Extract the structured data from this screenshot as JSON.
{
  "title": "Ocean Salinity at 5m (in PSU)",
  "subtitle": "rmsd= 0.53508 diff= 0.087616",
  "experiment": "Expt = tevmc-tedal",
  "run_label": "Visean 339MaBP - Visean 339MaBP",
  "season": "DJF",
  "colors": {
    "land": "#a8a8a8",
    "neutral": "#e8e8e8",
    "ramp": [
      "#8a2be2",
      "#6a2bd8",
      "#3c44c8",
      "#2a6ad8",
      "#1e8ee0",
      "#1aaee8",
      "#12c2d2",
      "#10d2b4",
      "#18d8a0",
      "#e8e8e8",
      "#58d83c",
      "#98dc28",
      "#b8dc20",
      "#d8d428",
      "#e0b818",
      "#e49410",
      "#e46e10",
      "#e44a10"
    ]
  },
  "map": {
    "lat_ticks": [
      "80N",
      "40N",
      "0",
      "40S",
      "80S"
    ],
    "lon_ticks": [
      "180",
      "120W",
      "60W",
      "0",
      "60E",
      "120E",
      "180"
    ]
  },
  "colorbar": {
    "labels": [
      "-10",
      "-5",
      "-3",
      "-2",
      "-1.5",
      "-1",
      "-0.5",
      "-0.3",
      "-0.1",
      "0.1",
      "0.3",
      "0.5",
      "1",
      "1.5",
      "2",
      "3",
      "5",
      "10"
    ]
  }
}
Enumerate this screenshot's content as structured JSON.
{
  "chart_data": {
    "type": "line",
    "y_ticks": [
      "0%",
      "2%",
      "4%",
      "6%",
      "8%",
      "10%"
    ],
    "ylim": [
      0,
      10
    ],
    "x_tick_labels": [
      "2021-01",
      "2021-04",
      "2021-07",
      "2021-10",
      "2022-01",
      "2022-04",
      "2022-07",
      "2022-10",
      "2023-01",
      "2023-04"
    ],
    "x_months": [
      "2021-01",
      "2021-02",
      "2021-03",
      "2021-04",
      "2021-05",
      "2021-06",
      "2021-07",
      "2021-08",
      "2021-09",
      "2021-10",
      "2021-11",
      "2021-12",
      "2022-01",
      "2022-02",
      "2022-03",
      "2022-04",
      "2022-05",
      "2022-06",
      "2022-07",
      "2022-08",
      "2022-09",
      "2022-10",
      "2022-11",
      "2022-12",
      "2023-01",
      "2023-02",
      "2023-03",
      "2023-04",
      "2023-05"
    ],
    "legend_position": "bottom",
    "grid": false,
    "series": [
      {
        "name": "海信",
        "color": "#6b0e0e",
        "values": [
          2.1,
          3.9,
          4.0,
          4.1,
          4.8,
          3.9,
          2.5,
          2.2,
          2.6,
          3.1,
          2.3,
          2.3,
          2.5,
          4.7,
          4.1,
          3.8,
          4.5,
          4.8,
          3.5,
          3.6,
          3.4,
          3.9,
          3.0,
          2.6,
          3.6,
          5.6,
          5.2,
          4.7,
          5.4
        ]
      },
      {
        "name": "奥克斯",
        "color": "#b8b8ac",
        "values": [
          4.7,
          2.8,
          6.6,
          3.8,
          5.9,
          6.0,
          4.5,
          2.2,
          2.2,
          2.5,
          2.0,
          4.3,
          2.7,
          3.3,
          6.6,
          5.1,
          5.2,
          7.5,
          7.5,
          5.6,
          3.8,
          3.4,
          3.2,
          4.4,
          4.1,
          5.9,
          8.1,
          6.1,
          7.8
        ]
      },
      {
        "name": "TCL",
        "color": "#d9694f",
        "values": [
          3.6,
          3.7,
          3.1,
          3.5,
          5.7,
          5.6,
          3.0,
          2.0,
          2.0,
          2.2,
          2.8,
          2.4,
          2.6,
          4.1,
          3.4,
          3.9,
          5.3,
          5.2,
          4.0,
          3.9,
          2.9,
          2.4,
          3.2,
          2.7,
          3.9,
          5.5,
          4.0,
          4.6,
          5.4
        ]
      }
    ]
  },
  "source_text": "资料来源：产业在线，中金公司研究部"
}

§ **Task objective**: Of the lines above, copy each that contains "structured".

§ **Written answer**:
Extract the structured data from this screenshot as JSON.
Enumerate this screenshot's content as structured JSON.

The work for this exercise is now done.